** BEGIN Information supplied **
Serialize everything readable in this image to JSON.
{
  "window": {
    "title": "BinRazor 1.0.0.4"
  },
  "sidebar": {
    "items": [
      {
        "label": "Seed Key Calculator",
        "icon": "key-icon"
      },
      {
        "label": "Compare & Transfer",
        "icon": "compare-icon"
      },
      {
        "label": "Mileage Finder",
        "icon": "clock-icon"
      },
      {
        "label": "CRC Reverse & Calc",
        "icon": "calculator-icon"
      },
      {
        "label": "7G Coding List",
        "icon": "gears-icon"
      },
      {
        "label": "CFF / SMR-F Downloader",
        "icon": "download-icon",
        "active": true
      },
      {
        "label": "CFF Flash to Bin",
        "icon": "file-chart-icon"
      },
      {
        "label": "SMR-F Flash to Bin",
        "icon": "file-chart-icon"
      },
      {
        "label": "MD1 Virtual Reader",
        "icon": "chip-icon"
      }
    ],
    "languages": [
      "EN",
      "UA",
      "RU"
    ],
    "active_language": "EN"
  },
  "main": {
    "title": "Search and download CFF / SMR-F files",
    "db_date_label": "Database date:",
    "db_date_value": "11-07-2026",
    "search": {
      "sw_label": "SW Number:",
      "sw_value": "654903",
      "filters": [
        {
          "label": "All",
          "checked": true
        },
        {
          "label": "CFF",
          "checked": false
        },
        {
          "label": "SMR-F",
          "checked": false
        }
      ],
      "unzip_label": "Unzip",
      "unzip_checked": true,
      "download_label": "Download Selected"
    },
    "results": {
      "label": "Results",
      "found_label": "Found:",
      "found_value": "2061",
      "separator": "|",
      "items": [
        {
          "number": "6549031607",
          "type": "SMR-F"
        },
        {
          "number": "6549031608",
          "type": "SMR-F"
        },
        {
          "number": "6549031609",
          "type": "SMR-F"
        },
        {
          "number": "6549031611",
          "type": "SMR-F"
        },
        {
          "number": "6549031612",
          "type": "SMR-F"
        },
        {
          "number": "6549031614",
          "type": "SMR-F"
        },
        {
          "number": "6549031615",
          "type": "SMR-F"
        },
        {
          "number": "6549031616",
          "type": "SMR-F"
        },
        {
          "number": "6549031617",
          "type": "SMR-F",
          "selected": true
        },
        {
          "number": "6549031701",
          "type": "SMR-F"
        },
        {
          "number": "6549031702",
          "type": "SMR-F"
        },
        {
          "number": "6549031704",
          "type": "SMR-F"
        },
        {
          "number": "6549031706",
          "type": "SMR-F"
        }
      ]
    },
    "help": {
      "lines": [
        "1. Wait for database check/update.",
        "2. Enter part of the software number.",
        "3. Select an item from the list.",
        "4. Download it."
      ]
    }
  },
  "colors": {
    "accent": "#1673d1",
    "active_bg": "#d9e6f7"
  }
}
** END Information supplied **
Take the entries above and transcribe them in full.

**Solution to this problem:**
Serialize everything readable in this image to JSON.
{
  "window": {
    "title": "BinRazor 1.0.0.4"
  },
  "sidebar": {
    "items": [
      {
        "label": "Seed Key Calculator",
        "icon": "key-icon"
      },
      {
        "label": "Compare & Transfer",
        "icon": "compare-icon"
      },
      {
        "label": "Mileage Finder",
        "icon": "clock-icon"
      },
      {
        "label": "CRC Reverse & Calc",
        "icon": "calculator-icon"
      },
      {
        "label": "7G Coding List",
        "icon": "gears-icon"
      },
      {
        "label": "CFF / SMR-F Downloader",
        "icon": "download-icon",
        "active": true
      },
      {
        "label": "CFF Flash to Bin",
        "icon": "file-chart-icon"
      },
      {
        "label": "SMR-F Flash to Bin",
        "icon": "file-chart-icon"
      },
      {
        "label": "MD1 Virtual Reader",
        "icon": "chip-icon"
      }
    ],
    "languages": [
      "EN",
      "UA",
      "RU"
    ],
    "active_language": "EN"
  },
  "main": {
    "title": "Search and download CFF / SMR-F files",
    "db_date_label": "Database date:",
    "db_date_value": "11-07-2026",
    "search": {
      "sw_label": "SW Number:",
      "sw_value": "654903",
      "filters": [
        {
          "label": "All",
          "checked": true
        },
        {
          "label": "CFF",
          "checked": false
        },
        {
          "label": "SMR-F",
          "checked": false
        }
      ],
      "unzip_label": "Unzip",
      "unzip_checked": true,
      "download_label": "Download Selected"
    },
    "results": {
      "label": "Results",
      "found_label": "Found:",
      "found_value": "2061",
      "separator": "|",
      "items": [
        {
          "number": "6549031607",
          "type": "SMR-F"
        },
        {
          "number": "6549031608",
          "type": "SMR-F"
        },
        {
          "number": "6549031609",
          "type": "SMR-F"
        },
        {
          "number": "6549031611",
          "type": "SMR-F"
        },
        {
          "number": "6549031612",
          "type": "SMR-F"
        },
        {
          "number": "6549031614",
          "type": "SMR-F"
        },
        {
          "number": "6549031615",
          "type": "SMR-F"
        },
        {
          "number": "6549031616",
          "type": "SMR-F"
        },
        {
          "number": "6549031617",
          "type": "SMR-F",
          "selected": true
        },
        {
          "number": "6549031701",
          "type": "SMR-F"
        },
        {
          "number": "6549031702",
          "type": "SMR-F"
        },
        {
          "number": "6549031704",
          "type": "SMR-F"
        },
        {
          "number": "6549031706",
          "type": "SMR-F"
        }
      ]
    },
    "help": {
      "lines": [
        "1. Wait for database check/update.",
        "2. Enter part of the software number.",
        "3. Select an item from the list.",
        "4. Download it."
      ]
    }
  },
  "colors": {
    "accent": "#1673d1",
    "active_bg": "#d9e6f7"
  }
}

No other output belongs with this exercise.